** start **

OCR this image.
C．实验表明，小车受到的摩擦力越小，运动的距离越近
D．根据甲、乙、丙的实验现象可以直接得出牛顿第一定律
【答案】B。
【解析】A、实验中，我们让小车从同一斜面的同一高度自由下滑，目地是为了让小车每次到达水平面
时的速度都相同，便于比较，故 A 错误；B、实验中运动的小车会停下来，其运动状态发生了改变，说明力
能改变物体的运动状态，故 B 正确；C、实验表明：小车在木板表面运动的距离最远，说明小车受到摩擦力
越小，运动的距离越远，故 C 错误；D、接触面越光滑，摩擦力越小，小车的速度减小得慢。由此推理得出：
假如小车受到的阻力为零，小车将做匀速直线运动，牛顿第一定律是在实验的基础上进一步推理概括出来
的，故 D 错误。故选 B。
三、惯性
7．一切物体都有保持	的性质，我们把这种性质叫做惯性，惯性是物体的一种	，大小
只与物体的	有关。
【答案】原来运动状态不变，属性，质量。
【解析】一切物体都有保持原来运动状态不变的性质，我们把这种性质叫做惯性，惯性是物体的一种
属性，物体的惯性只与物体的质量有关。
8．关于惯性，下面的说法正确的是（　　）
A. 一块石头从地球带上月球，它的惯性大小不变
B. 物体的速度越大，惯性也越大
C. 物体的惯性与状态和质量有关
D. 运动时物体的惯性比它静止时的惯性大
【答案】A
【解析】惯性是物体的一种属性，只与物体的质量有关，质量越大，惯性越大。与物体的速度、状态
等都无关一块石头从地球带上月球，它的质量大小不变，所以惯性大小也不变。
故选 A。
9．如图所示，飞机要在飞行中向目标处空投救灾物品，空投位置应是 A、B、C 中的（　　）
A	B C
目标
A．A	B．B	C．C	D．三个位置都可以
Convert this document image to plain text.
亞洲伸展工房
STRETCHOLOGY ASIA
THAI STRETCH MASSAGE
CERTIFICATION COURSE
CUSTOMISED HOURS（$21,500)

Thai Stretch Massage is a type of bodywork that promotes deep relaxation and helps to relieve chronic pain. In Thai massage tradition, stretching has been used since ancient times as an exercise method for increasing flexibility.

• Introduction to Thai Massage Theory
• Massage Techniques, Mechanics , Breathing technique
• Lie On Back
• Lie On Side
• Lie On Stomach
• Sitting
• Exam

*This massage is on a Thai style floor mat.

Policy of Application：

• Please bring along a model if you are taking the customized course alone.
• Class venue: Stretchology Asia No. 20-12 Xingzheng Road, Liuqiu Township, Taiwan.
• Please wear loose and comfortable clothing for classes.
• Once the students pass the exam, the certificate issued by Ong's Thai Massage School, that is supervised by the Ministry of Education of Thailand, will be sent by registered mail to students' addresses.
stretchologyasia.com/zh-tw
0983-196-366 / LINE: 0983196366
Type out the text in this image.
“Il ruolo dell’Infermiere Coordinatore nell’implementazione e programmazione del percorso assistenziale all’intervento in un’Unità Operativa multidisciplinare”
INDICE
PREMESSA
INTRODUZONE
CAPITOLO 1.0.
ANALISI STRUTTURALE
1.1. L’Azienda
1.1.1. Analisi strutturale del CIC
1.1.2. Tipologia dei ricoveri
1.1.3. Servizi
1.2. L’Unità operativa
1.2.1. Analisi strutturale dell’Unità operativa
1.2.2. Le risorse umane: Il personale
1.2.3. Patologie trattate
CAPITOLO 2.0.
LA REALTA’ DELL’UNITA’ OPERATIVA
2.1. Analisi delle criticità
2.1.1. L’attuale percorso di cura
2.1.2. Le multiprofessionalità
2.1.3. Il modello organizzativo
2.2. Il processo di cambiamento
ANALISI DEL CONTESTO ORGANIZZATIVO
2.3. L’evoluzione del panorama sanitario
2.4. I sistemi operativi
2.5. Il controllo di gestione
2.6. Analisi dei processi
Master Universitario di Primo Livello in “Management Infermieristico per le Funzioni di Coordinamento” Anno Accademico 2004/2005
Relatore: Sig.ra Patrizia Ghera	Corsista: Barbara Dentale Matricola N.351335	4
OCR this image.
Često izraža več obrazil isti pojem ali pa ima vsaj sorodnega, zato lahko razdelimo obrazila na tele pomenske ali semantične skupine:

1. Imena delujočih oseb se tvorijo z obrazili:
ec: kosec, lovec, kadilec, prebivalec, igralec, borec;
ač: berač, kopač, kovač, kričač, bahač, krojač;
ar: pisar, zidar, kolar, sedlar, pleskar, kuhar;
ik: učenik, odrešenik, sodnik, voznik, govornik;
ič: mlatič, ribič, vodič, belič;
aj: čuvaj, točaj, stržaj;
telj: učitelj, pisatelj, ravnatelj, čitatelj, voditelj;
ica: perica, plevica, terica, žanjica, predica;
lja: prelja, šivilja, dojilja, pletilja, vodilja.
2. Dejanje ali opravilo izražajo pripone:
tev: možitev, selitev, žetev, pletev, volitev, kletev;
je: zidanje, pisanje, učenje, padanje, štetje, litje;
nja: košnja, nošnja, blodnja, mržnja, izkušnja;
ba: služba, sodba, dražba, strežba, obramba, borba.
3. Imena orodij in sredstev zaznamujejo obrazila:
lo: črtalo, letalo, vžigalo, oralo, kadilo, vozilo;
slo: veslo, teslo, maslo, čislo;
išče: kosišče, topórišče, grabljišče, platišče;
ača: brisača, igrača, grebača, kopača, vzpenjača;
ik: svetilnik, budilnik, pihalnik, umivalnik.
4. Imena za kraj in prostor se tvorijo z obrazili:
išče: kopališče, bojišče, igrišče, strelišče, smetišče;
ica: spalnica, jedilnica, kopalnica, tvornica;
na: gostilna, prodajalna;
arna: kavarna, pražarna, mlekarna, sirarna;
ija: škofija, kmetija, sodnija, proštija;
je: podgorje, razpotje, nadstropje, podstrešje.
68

** end **

What you are asked to do -> Retype all the material above precisely, with no line left out.

Written answer ->
OCR this image.
C．实验表明，小车受到的摩擦力越小，运动的距离越近
D．根据甲、乙、丙的实验现象可以直接得出牛顿第一定律
【答案】B。
【解析】A、实验中，我们让小车从同一斜面的同一高度自由下滑，目地是为了让小车每次到达水平面
时的速度都相同，便于比较，故 A 错误；B、实验中运动的小车会停下来，其运动状态发生了改变，说明力
能改变物体的运动状态，故 B 正确；C、实验表明：小车在木板表面运动的距离最远，说明小车受到摩擦力
越小，运动的距离越远，故 C 错误；D、接触面越光滑，摩擦力越小，小车的速度减小得慢。由此推理得出：
假如小车受到的阻力为零，小车将做匀速直线运动，牛顿第一定律是在实验的基础上进一步推理概括出来
的，故 D 错误。故选 B。
三、惯性
7．一切物体都有保持	的性质，我们把这种性质叫做惯性，惯性是物体的一种	，大小
只与物体的	有关。
【答案】原来运动状态不变，属性，质量。
【解析】一切物体都有保持原来运动状态不变的性质，我们把这种性质叫做惯性，惯性是物体的一种
属性，物体的惯性只与物体的质量有关。
8．关于惯性，下面的说法正确的是（　　）
A. 一块石头从地球带上月球，它的惯性大小不变
B. 物体的速度越大，惯性也越大
C. 物体的惯性与状态和质量有关
D. 运动时物体的惯性比它静止时的惯性大
【答案】A
【解析】惯性是物体的一种属性，只与物体的质量有关，质量越大，惯性越大。与物体的速度、状态
等都无关一块石头从地球带上月球，它的质量大小不变，所以惯性大小也不变。
故选 A。
9．如图所示，飞机要在飞行中向目标处空投救灾物品，空投位置应是 A、B、C 中的（　　）
A	B C
目标
A．A	B．B	C．C	D．三个位置都可以
Convert this document image to plain text.
亞洲伸展工房
STRETCHOLOGY ASIA
THAI STRETCH MASSAGE
CERTIFICATION COURSE
CUSTOMISED HOURS（$21,500)

Thai Stretch Massage is a type of bodywork that promotes deep relaxation and helps to relieve chronic pain. In Thai massage tradition, stretching has been used since ancient times as an exercise method for increasing flexibility.

• Introduction to Thai Massage Theory
• Massage Techniques, Mechanics , Breathing technique
• Lie On Back
• Lie On Side
• Lie On Stomach
• Sitting
• Exam

*This massage is on a Thai style floor mat.

Policy of Application：

• Please bring along a model if you are taking the customized course alone.
• Class venue: Stretchology Asia No. 20-12 Xingzheng Road, Liuqiu Township, Taiwan.
• Please wear loose and comfortable clothing for classes.
• Once the students pass the exam, the certificate issued by Ong's Thai Massage School, that is supervised by the Ministry of Education of Thailand, will be sent by registered mail to students' addresses.
stretchologyasia.com/zh-tw
0983-196-366 / LINE: 0983196366
Type out the text in this image.
“Il ruolo dell’Infermiere Coordinatore nell’implementazione e programmazione del percorso assistenziale all’intervento in un’Unità Operativa multidisciplinare”
INDICE
PREMESSA
INTRODUZONE
CAPITOLO 1.0.
ANALISI STRUTTURALE
1.1. L’Azienda
1.1.1. Analisi strutturale del CIC
1.1.2. Tipologia dei ricoveri
1.1.3. Servizi
1.2. L’Unità operativa
1.2.1. Analisi strutturale dell’Unità operativa
1.2.2. Le risorse umane: Il personale
1.2.3. Patologie trattate
CAPITOLO 2.0.
LA REALTA’ DELL’UNITA’ OPERATIVA
2.1. Analisi delle criticità
2.1.1. L’attuale percorso di cura
2.1.2. Le multiprofessionalità
2.1.3. Il modello organizzativo
2.2. Il processo di cambiamento
ANALISI DEL CONTESTO ORGANIZZATIVO
2.3. L’evoluzione del panorama sanitario
2.4. I sistemi operativi
2.5. Il controllo di gestione
2.6. Analisi dei processi
Master Universitario di Primo Livello in “Management Infermieristico per le Funzioni di Coordinamento” Anno Accademico 2004/2005
Relatore: Sig.ra Patrizia Ghera	Corsista: Barbara Dentale Matricola N.351335	4
OCR this image.
Često izraža več obrazil isti pojem ali pa ima vsaj sorodnega, zato lahko razdelimo obrazila na tele pomenske ali semantične skupine:

1. Imena delujočih oseb se tvorijo z obrazili:
ec: kosec, lovec, kadilec, prebivalec, igralec, borec;
ač: berač, kopač, kovač, kričač, bahač, krojač;
ar: pisar, zidar, kolar, sedlar, pleskar, kuhar;
ik: učenik, odrešenik, sodnik, voznik, govornik;
ič: mlatič, ribič, vodič, belič;
aj: čuvaj, točaj, stržaj;
telj: učitelj, pisatelj, ravnatelj, čitatelj, voditelj;
ica: perica, plevica, terica, žanjica, predica;
lja: prelja, šivilja, dojilja, pletilja, vodilja.
2. Dejanje ali opravilo izražajo pripone:
tev: možitev, selitev, žetev, pletev, volitev, kletev;
je: zidanje, pisanje, učenje, padanje, štetje, litje;
nja: košnja, nošnja, blodnja, mržnja, izkušnja;
ba: služba, sodba, dražba, strežba, obramba, borba.
3. Imena orodij in sredstev zaznamujejo obrazila:
lo: črtalo, letalo, vžigalo, oralo, kadilo, vozilo;
slo: veslo, teslo, maslo, čislo;
išče: kosišče, topórišče, grabljišče, platišče;
ača: brisača, igrača, grebača, kopača, vzpenjača;
ik: svetilnik, budilnik, pihalnik, umivalnik.
4. Imena za kraj in prostor se tvorijo z obrazili:
išče: kopališče, bojišče, igrišče, strelišče, smetišče;
ica: spalnica, jedilnica, kopalnica, tvornica;
na: gostilna, prodajalna;
arna: kavarna, pražarna, mlekarna, sirarna;
ija: škofija, kmetija, sodnija, proštija;
je: podgorje, razpotje, nadstropje, podstrešje.
68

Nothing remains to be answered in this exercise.